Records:
════
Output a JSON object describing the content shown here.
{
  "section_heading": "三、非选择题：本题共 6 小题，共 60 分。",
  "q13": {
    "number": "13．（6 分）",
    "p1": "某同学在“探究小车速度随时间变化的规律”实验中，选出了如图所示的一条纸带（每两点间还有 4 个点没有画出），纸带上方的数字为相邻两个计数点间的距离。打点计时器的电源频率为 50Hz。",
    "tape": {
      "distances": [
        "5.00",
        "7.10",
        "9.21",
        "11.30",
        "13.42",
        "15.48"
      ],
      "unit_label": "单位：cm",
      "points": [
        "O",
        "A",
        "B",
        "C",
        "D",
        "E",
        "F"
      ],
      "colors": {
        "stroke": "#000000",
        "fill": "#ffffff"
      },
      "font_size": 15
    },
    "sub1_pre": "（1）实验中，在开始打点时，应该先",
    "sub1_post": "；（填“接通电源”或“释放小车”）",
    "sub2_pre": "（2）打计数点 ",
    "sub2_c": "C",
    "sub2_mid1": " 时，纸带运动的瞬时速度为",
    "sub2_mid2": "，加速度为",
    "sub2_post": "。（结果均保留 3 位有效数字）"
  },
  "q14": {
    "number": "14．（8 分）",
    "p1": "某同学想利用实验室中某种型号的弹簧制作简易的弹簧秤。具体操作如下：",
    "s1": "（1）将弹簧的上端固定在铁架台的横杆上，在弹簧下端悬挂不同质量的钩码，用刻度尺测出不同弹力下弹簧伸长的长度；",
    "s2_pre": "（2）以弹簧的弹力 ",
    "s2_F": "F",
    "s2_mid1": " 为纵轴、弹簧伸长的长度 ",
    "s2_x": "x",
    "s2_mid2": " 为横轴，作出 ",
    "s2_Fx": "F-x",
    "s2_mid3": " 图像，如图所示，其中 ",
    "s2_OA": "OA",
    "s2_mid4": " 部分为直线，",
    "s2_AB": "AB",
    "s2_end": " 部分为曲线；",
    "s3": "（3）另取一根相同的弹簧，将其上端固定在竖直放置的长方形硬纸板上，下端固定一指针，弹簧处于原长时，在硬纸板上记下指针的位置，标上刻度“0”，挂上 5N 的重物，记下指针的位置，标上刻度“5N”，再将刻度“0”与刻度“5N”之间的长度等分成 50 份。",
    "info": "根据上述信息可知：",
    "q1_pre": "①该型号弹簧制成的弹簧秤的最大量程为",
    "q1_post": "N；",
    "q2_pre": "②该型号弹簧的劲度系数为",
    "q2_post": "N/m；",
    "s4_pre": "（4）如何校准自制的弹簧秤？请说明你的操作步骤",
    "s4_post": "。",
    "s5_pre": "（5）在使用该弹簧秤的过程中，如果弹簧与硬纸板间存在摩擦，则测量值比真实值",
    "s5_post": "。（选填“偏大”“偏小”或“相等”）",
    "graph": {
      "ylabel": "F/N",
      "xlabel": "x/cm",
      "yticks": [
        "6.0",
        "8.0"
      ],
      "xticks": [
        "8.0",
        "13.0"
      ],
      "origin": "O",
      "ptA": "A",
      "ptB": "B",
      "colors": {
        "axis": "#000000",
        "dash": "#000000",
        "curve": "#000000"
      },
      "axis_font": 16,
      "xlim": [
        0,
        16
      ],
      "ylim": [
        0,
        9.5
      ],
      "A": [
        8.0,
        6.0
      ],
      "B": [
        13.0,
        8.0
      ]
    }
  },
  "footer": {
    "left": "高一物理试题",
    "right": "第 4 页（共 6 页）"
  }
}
════
Problem: Repeat the material above exactly.

Output of the exercise:
Output a JSON object describing the content shown here.
{
  "section_heading": "三、非选择题：本题共 6 小题，共 60 分。",
  "q13": {
    "number": "13．（6 分）",
    "p1": "某同学在“探究小车速度随时间变化的规律”实验中，选出了如图所示的一条纸带（每两点间还有 4 个点没有画出），纸带上方的数字为相邻两个计数点间的距离。打点计时器的电源频率为 50Hz。",
    "tape": {
      "distances": [
        "5.00",
        "7.10",
        "9.21",
        "11.30",
        "13.42",
        "15.48"
      ],
      "unit_label": "单位：cm",
      "points": [
        "O",
        "A",
        "B",
        "C",
        "D",
        "E",
        "F"
      ],
      "colors": {
        "stroke": "#000000",
        "fill": "#ffffff"
      },
      "font_size": 15
    },
    "sub1_pre": "（1）实验中，在开始打点时，应该先",
    "sub1_post": "；（填“接通电源”或“释放小车”）",
    "sub2_pre": "（2）打计数点 ",
    "sub2_c": "C",
    "sub2_mid1": " 时，纸带运动的瞬时速度为",
    "sub2_mid2": "，加速度为",
    "sub2_post": "。（结果均保留 3 位有效数字）"
  },
  "q14": {
    "number": "14．（8 分）",
    "p1": "某同学想利用实验室中某种型号的弹簧制作简易的弹簧秤。具体操作如下：",
    "s1": "（1）将弹簧的上端固定在铁架台的横杆上，在弹簧下端悬挂不同质量的钩码，用刻度尺测出不同弹力下弹簧伸长的长度；",
    "s2_pre": "（2）以弹簧的弹力 ",
    "s2_F": "F",
    "s2_mid1": " 为纵轴、弹簧伸长的长度 ",
    "s2_x": "x",
    "s2_mid2": " 为横轴，作出 ",
    "s2_Fx": "F-x",
    "s2_mid3": " 图像，如图所示，其中 ",
    "s2_OA": "OA",
    "s2_mid4": " 部分为直线，",
    "s2_AB": "AB",
    "s2_end": " 部分为曲线；",
    "s3": "（3）另取一根相同的弹簧，将其上端固定在竖直放置的长方形硬纸板上，下端固定一指针，弹簧处于原长时，在硬纸板上记下指针的位置，标上刻度“0”，挂上 5N 的重物，记下指针的位置，标上刻度“5N”，再将刻度“0”与刻度“5N”之间的长度等分成 50 份。",
    "info": "根据上述信息可知：",
    "q1_pre": "①该型号弹簧制成的弹簧秤的最大量程为",
    "q1_post": "N；",
    "q2_pre": "②该型号弹簧的劲度系数为",
    "q2_post": "N/m；",
    "s4_pre": "（4）如何校准自制的弹簧秤？请说明你的操作步骤",
    "s4_post": "。",
    "s5_pre": "（5）在使用该弹簧秤的过程中，如果弹簧与硬纸板间存在摩擦，则测量值比真实值",
    "s5_post": "。（选填“偏大”“偏小”或“相等”）",
    "graph": {
      "ylabel": "F/N",
      "xlabel": "x/cm",
      "yticks": [
        "6.0",
        "8.0"
      ],
      "xticks": [
        "8.0",
        "13.0"
      ],
      "origin": "O",
      "ptA": "A",
      "ptB": "B",
      "colors": {
        "axis": "#000000",
        "dash": "#000000",
        "curve": "#000000"
      },
      "axis_font": 16,
      "xlim": [
        0,
        16
      ],
      "ylim": [
        0,
        9.5
      ],
      "A": [
        8.0,
        6.0
      ],
      "B": [
        13.0,
        8.0
      ]
    }
  },
  "footer": {
    "left": "高一物理试题",
    "right": "第 4 页（共 6 页）"
  }
}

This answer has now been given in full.